■ **SHORT TASK**
Below are the records; reproduce all of them exactly but without any images.

■ **DATASET EXCERPTS**
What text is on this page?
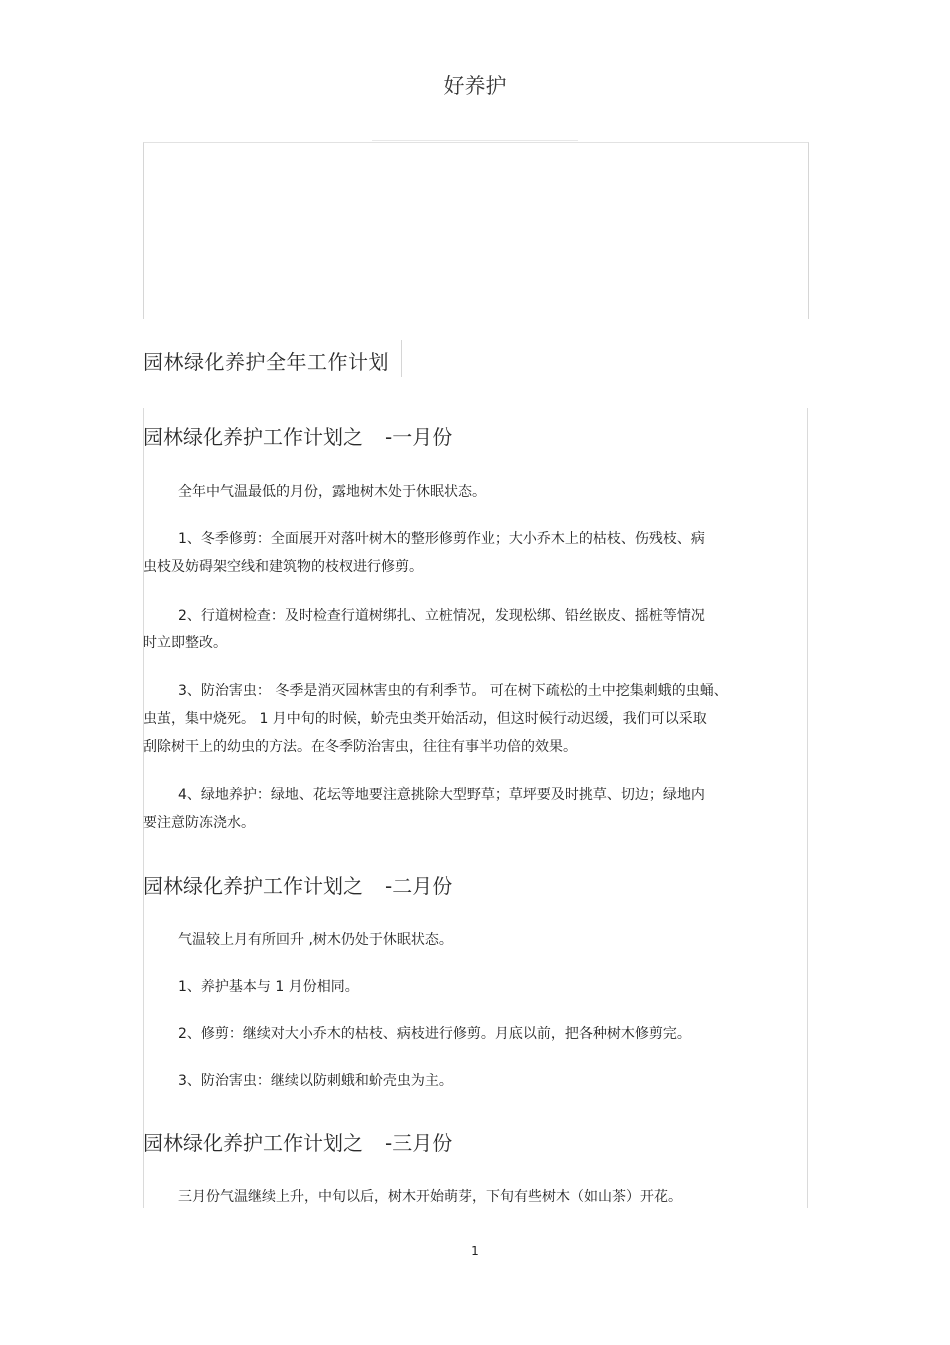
好养护
园林绿化养护全年工作计划
园林绿化养护工作计划之 -一月份
全年中气温最低的月份，露地树木处于休眠状态。
1、冬季修剪：全面展开对落叶树木的整形修剪作业；大小乔木上的枯枝、伤残枝、病
虫枝及妨碍架空线和建筑物的枝杈进行修剪。
2、行道树检查：及时检查行道树绑扎、立桩情况，发现松绑、铅丝嵌皮、摇桩等情况
时立即整改。
3、防治害虫： 冬季是消灭园林害虫的有利季节。 可在树下疏松的土中挖集刺蛾的虫蛹、
虫茧，集中烧死。 1 月中旬的时候，蚧壳虫类开始活动，但这时候行动迟缓，我们可以采取
刮除树干上的幼虫的方法。在冬季防治害虫，往往有事半功倍的效果。
4、绿地养护：绿地、花坛等地要注意挑除大型野草；草坪要及时挑草、切边；绿地内
要注意防冻浇水。
园林绿化养护工作计划之 -二月份
气温较上月有所回升 ,树木仍处于休眠状态。
1、养护基本与 1 月份相同。
2、修剪：继续对大小乔木的枯枝、病枝进行修剪。月底以前，把各种树木修剪完。
3、防治害虫：继续以防刺蛾和蚧壳虫为主。
园林绿化养护工作计划之 -三月份
三月份气温继续上升，中旬以后，树木开始萌芽，下旬有些树木（如山茶）开花。
1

■ **REPLY TO THE TASK**
What text is on this page?
好养护
园林绿化养护全年工作计划
园林绿化养护工作计划之 -一月份
全年中气温最低的月份，露地树木处于休眠状态。
1、冬季修剪：全面展开对落叶树木的整形修剪作业；大小乔木上的枯枝、伤残枝、病
虫枝及妨碍架空线和建筑物的枝杈进行修剪。
2、行道树检查：及时检查行道树绑扎、立桩情况，发现松绑、铅丝嵌皮、摇桩等情况
时立即整改。
3、防治害虫： 冬季是消灭园林害虫的有利季节。 可在树下疏松的土中挖集刺蛾的虫蛹、
虫茧，集中烧死。 1 月中旬的时候，蚧壳虫类开始活动，但这时候行动迟缓，我们可以采取
刮除树干上的幼虫的方法。在冬季防治害虫，往往有事半功倍的效果。
4、绿地养护：绿地、花坛等地要注意挑除大型野草；草坪要及时挑草、切边；绿地内
要注意防冻浇水。
园林绿化养护工作计划之 -二月份
气温较上月有所回升 ,树木仍处于休眠状态。
1、养护基本与 1 月份相同。
2、修剪：继续对大小乔木的枯枝、病枝进行修剪。月底以前，把各种树木修剪完。
3、防治害虫：继续以防刺蛾和蚧壳虫为主。
园林绿化养护工作计划之 -三月份
三月份气温继续上升，中旬以后，树木开始萌芽，下旬有些树木（如山茶）开花。
1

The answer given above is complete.